- **Stored items from a collection**:
----

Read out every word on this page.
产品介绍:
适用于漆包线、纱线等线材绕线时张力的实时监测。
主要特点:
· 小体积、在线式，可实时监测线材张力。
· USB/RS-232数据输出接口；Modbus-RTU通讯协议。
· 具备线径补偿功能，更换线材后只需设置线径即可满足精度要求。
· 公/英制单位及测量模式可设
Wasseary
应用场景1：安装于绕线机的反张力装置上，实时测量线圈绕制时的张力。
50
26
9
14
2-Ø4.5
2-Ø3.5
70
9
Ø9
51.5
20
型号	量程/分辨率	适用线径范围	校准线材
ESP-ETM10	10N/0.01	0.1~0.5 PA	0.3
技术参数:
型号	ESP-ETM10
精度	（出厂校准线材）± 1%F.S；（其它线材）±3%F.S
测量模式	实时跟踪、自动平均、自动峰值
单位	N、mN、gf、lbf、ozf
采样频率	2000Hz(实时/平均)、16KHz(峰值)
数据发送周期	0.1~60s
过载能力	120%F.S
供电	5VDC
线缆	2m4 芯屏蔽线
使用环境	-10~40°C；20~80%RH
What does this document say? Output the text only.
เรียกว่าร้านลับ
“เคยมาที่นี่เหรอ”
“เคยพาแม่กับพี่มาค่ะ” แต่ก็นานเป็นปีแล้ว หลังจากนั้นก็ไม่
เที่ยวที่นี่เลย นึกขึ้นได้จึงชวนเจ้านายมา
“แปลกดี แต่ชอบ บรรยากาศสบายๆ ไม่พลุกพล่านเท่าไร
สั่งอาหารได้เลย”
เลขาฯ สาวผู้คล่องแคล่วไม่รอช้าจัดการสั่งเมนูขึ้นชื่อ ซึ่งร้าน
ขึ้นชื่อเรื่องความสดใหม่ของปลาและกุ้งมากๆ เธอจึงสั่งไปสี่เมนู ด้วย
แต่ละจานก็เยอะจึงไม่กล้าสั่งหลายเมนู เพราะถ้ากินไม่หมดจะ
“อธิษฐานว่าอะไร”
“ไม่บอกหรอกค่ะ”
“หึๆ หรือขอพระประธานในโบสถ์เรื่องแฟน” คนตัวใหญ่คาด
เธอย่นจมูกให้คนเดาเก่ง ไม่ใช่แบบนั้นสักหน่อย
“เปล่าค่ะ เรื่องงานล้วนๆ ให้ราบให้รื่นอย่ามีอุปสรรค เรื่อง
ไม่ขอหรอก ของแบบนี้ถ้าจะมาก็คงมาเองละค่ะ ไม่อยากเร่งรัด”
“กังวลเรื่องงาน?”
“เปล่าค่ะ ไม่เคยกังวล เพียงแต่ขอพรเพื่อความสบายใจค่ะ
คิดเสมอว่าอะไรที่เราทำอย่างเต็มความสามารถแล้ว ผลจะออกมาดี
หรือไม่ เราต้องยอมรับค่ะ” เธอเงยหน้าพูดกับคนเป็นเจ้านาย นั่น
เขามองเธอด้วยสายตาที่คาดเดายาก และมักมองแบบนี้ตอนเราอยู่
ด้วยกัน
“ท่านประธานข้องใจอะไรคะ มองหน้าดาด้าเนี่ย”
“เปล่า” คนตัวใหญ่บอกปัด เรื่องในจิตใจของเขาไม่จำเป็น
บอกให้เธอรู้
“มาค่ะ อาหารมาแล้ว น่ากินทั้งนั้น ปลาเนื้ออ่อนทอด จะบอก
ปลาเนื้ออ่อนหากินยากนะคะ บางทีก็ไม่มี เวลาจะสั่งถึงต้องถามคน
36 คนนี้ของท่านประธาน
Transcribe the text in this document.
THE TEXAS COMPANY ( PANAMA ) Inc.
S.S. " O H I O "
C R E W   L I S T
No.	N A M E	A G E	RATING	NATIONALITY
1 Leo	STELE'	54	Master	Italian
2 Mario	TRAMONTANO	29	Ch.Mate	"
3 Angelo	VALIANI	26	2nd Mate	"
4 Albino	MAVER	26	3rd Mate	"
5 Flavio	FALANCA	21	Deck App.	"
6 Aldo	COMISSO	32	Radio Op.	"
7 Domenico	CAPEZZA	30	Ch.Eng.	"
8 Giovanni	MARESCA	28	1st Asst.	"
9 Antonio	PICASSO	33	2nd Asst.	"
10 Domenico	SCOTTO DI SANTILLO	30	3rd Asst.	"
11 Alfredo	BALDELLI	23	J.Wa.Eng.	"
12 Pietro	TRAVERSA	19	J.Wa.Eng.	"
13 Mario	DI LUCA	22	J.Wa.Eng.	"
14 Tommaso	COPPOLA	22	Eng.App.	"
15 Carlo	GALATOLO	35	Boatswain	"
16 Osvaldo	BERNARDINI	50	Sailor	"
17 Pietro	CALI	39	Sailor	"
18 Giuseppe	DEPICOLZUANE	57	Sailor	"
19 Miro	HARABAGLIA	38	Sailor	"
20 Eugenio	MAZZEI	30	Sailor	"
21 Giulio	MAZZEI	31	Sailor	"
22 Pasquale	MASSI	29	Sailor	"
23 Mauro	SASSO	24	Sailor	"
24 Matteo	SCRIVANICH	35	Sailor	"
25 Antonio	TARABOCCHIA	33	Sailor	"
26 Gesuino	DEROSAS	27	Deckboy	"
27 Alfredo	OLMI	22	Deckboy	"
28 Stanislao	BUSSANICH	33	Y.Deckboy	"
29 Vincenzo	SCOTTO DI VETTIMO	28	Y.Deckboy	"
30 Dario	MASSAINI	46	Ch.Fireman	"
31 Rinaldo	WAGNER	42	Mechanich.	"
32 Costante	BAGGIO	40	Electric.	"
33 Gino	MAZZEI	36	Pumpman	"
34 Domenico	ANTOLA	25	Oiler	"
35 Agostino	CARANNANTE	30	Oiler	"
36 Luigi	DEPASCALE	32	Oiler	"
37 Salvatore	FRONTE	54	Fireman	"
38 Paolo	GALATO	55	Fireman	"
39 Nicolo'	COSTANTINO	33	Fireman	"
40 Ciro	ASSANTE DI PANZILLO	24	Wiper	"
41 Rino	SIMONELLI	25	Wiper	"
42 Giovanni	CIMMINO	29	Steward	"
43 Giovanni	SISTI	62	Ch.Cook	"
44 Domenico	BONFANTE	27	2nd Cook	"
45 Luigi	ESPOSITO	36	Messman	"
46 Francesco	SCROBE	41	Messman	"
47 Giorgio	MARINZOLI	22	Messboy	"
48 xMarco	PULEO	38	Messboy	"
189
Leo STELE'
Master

----

- **Set problem**: Give the number of lines in the listing above that hold the string "Domenico", with nothing else.

- **Written solution**: 4